[BEGIN EXTRACTED ENTRIES]

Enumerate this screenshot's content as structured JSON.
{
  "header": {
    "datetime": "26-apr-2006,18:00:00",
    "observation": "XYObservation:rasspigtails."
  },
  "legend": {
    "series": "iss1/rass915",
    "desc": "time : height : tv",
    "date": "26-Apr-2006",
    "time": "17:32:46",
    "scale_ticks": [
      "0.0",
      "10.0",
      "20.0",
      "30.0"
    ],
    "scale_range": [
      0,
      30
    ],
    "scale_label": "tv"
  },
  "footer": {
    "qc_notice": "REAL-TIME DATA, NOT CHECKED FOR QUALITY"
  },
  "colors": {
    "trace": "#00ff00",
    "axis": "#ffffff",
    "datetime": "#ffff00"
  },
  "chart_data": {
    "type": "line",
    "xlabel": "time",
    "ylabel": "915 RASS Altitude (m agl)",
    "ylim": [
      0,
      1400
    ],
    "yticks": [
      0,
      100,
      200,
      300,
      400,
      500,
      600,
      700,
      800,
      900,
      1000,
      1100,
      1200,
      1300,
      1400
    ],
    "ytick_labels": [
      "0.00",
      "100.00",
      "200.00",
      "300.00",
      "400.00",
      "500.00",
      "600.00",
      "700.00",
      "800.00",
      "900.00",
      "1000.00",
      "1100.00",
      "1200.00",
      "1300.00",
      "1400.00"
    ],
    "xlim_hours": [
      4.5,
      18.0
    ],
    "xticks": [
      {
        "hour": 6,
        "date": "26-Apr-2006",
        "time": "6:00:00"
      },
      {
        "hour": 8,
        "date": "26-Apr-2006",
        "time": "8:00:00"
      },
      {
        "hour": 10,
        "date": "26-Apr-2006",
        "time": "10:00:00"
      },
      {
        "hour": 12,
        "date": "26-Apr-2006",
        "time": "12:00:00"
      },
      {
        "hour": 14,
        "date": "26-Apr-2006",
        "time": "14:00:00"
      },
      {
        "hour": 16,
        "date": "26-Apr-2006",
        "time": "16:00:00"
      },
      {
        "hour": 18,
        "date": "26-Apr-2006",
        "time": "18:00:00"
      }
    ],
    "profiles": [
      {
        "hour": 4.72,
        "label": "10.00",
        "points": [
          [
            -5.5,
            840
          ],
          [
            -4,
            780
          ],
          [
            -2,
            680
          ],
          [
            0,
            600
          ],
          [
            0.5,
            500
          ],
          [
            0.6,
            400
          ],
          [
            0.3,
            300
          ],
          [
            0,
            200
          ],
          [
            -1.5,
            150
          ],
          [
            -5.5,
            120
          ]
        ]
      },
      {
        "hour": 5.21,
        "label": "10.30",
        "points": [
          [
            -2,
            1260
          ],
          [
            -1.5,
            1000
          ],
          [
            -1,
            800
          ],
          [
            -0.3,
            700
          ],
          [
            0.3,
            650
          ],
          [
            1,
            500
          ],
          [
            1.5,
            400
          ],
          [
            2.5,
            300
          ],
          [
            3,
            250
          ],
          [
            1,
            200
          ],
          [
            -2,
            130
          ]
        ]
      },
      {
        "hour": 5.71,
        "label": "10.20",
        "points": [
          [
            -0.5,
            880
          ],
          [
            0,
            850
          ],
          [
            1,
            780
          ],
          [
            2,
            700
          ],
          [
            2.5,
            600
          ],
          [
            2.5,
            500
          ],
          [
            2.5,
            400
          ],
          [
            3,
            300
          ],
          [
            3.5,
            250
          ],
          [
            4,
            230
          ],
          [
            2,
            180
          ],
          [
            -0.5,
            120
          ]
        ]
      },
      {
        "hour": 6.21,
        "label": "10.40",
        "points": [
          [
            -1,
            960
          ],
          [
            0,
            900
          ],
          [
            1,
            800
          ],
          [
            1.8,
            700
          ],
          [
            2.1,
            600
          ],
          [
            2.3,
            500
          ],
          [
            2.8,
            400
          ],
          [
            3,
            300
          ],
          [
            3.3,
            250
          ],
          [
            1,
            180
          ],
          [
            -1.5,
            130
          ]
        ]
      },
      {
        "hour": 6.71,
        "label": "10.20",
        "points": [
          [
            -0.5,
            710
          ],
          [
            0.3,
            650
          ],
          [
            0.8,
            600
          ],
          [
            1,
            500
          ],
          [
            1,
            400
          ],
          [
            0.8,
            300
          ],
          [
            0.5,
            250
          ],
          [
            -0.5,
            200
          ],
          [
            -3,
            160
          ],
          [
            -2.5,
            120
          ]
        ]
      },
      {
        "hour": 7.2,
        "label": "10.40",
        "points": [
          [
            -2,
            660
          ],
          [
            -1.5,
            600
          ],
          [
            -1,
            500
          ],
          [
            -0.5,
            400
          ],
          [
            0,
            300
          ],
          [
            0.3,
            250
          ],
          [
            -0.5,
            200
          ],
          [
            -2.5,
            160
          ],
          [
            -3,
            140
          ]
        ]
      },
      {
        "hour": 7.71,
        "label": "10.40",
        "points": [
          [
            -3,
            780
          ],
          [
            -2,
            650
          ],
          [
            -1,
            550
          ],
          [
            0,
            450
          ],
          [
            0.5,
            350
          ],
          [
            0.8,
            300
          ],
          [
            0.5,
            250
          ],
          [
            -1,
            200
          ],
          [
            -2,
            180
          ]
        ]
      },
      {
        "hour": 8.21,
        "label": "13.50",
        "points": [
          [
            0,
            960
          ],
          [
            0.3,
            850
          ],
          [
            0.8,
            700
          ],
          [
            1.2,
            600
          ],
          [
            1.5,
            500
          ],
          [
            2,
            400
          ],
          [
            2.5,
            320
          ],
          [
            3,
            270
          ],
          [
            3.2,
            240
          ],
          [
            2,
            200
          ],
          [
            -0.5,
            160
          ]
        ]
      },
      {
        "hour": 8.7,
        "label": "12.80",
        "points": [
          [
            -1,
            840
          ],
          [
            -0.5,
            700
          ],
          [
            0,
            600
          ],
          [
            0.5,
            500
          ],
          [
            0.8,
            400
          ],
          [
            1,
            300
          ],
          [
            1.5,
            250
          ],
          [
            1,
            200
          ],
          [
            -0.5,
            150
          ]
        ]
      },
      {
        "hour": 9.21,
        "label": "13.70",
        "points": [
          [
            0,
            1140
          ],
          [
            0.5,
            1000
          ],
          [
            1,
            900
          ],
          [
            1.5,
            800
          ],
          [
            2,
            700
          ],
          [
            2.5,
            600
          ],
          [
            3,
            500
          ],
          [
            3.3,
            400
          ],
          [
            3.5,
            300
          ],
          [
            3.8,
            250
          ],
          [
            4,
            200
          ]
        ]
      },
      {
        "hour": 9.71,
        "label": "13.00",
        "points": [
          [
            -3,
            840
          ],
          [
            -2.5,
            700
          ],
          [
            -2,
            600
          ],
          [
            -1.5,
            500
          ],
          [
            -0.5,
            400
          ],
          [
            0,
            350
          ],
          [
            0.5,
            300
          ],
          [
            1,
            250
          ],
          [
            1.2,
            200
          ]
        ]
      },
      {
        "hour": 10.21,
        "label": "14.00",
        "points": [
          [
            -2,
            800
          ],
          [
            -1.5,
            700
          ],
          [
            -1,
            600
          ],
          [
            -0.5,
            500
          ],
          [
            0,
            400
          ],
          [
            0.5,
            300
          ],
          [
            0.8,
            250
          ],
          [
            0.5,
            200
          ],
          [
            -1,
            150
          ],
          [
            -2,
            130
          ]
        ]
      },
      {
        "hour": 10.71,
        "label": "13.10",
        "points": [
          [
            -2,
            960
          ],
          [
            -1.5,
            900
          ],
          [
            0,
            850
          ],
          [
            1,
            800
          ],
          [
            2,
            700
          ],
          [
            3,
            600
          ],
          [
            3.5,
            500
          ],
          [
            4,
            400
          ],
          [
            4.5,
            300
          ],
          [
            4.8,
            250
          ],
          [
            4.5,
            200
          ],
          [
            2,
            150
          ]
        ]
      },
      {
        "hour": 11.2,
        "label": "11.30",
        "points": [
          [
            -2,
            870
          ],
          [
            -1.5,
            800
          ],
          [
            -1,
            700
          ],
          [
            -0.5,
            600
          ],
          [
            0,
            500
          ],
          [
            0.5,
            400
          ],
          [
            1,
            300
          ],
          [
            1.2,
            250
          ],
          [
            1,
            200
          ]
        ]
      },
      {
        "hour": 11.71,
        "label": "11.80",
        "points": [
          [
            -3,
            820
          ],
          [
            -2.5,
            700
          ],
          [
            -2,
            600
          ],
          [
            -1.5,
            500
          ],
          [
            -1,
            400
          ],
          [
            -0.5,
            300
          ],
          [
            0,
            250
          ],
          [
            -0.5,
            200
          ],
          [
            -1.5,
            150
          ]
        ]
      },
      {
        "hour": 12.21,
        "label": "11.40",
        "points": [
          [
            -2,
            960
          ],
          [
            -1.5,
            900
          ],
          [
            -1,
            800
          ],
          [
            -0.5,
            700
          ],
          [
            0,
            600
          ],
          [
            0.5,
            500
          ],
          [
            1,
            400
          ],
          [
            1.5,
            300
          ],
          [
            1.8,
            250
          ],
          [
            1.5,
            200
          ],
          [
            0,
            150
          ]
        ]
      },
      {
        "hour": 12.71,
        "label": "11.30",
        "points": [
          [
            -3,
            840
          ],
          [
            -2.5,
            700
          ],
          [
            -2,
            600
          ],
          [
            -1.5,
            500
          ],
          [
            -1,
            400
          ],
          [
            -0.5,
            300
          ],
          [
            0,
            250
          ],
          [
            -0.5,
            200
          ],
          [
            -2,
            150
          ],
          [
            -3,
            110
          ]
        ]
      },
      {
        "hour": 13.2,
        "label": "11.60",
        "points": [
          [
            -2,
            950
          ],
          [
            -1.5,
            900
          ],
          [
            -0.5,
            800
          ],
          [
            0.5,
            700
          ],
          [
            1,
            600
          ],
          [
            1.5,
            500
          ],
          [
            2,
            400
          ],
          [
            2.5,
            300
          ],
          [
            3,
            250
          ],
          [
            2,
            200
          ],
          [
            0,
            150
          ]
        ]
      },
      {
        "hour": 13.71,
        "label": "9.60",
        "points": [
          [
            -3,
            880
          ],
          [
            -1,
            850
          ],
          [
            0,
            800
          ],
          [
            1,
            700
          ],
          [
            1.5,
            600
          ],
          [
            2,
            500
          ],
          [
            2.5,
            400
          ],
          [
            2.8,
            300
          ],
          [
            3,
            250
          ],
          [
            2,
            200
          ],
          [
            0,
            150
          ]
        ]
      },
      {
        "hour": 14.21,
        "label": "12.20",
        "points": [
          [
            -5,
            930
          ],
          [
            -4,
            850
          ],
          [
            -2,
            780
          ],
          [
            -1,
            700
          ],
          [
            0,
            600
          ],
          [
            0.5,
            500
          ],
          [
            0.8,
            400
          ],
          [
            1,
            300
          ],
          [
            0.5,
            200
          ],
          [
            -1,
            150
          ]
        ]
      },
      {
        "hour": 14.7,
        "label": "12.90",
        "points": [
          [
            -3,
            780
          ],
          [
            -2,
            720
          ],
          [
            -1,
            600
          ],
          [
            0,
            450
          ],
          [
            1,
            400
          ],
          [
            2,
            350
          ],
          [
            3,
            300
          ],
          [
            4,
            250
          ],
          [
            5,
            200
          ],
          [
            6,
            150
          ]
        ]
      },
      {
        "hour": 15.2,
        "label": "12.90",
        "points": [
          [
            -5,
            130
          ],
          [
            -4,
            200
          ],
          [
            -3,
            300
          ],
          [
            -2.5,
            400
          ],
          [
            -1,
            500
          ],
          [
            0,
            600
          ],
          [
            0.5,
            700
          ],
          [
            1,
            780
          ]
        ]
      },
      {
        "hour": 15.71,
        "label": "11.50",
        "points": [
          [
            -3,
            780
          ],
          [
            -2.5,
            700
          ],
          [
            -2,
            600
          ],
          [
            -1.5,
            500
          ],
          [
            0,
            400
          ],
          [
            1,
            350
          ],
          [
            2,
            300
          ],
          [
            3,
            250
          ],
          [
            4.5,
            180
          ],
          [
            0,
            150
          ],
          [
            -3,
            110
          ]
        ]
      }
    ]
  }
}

[END EXTRACTED ENTRIES]

Track down every line holding the string "datetime" and copy it.

    "datetime": "26-apr-2006,18:00:00",
    "datetime": "#ffff00"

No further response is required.